Problem to work on: Copy all of the records below verbatim.

Supplied data:
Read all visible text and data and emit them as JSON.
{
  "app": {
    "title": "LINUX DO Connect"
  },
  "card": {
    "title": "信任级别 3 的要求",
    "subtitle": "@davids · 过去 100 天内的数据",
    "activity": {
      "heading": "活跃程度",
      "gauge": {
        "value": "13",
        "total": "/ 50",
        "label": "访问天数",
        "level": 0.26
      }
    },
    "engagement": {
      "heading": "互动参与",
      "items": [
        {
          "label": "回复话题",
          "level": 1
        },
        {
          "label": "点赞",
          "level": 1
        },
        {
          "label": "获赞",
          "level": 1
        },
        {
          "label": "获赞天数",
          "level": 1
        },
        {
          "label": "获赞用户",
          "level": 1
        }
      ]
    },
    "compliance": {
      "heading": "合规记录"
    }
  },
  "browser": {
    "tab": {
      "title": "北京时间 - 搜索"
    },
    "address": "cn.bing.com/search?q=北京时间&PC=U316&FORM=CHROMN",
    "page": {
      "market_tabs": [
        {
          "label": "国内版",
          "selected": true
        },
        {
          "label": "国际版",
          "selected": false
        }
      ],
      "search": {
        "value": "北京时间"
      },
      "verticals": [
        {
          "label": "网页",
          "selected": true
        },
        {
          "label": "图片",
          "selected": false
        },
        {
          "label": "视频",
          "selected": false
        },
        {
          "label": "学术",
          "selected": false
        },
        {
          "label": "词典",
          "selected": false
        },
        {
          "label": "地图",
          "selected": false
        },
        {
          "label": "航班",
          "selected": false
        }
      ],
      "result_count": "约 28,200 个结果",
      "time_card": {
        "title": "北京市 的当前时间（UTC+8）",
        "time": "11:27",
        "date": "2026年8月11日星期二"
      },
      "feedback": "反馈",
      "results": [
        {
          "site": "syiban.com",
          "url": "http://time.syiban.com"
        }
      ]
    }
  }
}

Result:
Read all visible text and data and emit them as JSON.
{
  "app": {
    "title": "LINUX DO Connect"
  },
  "card": {
    "title": "信任级别 3 的要求",
    "subtitle": "@davids · 过去 100 天内的数据",
    "activity": {
      "heading": "活跃程度",
      "gauge": {
        "value": "13",
        "total": "/ 50",
        "label": "访问天数",
        "level": 0.26
      }
    },
    "engagement": {
      "heading": "互动参与",
      "items": [
        {
          "label": "回复话题",
          "level": 1
        },
        {
          "label": "点赞",
          "level": 1
        },
        {
          "label": "获赞",
          "level": 1
        },
        {
          "label": "获赞天数",
          "level": 1
        },
        {
          "label": "获赞用户",
          "level": 1
        }
      ]
    },
    "compliance": {
      "heading": "合规记录"
    }
  },
  "browser": {
    "tab": {
      "title": "北京时间 - 搜索"
    },
    "address": "cn.bing.com/search?q=北京时间&PC=U316&FORM=CHROMN",
    "page": {
      "market_tabs": [
        {
          "label": "国内版",
          "selected": true
        },
        {
          "label": "国际版",
          "selected": false
        }
      ],
      "search": {
        "value": "北京时间"
      },
      "verticals": [
        {
          "label": "网页",
          "selected": true
        },
        {
          "label": "图片",
          "selected": false
        },
        {
          "label": "视频",
          "selected": false
        },
        {
          "label": "学术",
          "selected": false
        },
        {
          "label": "词典",
          "selected": false
        },
        {
          "label": "地图",
          "selected": false
        },
        {
          "label": "航班",
          "selected": false
        }
      ],
      "result_count": "约 28,200 个结果",
      "time_card": {
        "title": "北京市 的当前时间（UTC+8）",
        "time": "11:27",
        "date": "2026年8月11日星期二"
      },
      "feedback": "反馈",
      "results": [
        {
          "site": "syiban.com",
          "url": "http://time.syiban.com"
        }
      ]
    }
  }
}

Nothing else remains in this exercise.